Task statement>
Leave out the pictures and repeat exactly the lines from the one containing "Convert this screenshot" through the final line of the listing below.

Given entries>
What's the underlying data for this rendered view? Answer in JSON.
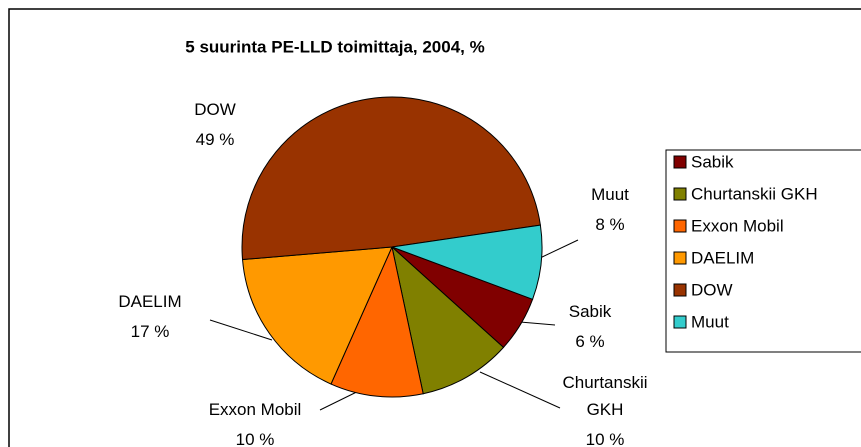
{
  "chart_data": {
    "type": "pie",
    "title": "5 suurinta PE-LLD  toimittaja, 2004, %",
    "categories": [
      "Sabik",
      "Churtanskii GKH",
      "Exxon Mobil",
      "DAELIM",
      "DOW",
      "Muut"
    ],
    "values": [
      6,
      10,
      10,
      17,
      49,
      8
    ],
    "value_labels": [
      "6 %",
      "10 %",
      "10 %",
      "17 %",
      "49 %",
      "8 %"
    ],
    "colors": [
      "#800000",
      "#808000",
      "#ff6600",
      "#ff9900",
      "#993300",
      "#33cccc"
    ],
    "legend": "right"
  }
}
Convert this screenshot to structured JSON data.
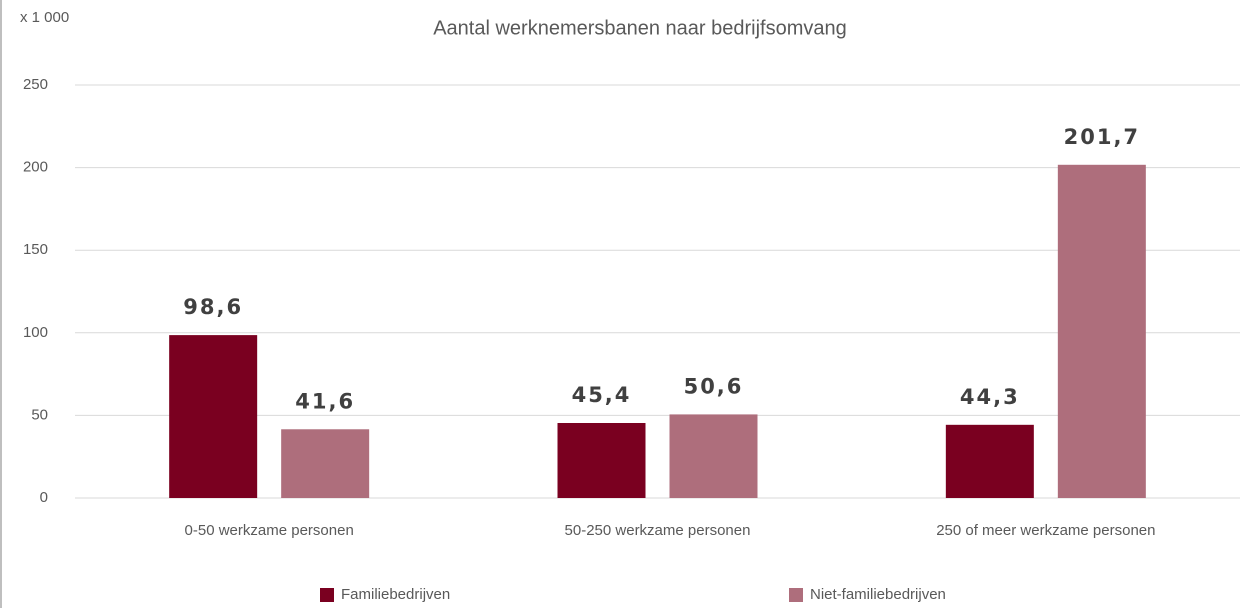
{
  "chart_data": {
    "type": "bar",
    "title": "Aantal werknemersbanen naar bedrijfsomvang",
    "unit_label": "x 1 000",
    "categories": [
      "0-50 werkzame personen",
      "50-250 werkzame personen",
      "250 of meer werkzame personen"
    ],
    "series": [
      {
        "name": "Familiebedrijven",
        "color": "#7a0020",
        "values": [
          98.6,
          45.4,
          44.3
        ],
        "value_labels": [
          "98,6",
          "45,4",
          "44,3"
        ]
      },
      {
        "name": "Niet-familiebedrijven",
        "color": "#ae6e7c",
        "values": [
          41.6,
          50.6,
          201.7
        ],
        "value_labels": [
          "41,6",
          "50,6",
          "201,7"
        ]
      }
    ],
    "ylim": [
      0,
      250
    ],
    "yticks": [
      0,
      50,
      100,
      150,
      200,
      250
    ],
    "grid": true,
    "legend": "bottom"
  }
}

Complete output>
Convert this screenshot to structured JSON data.
{
  "chart_data": {
    "type": "bar",
    "title": "Aantal werknemersbanen naar bedrijfsomvang",
    "unit_label": "x 1 000",
    "categories": [
      "0-50 werkzame personen",
      "50-250 werkzame personen",
      "250 of meer werkzame personen"
    ],
    "series": [
      {
        "name": "Familiebedrijven",
        "color": "#7a0020",
        "values": [
          98.6,
          45.4,
          44.3
        ],
        "value_labels": [
          "98,6",
          "45,4",
          "44,3"
        ]
      },
      {
        "name": "Niet-familiebedrijven",
        "color": "#ae6e7c",
        "values": [
          41.6,
          50.6,
          201.7
        ],
        "value_labels": [
          "41,6",
          "50,6",
          "201,7"
        ]
      }
    ],
    "ylim": [
      0,
      250
    ],
    "yticks": [
      0,
      50,
      100,
      150,
      200,
      250
    ],
    "grid": true,
    "legend": "bottom"
  }
}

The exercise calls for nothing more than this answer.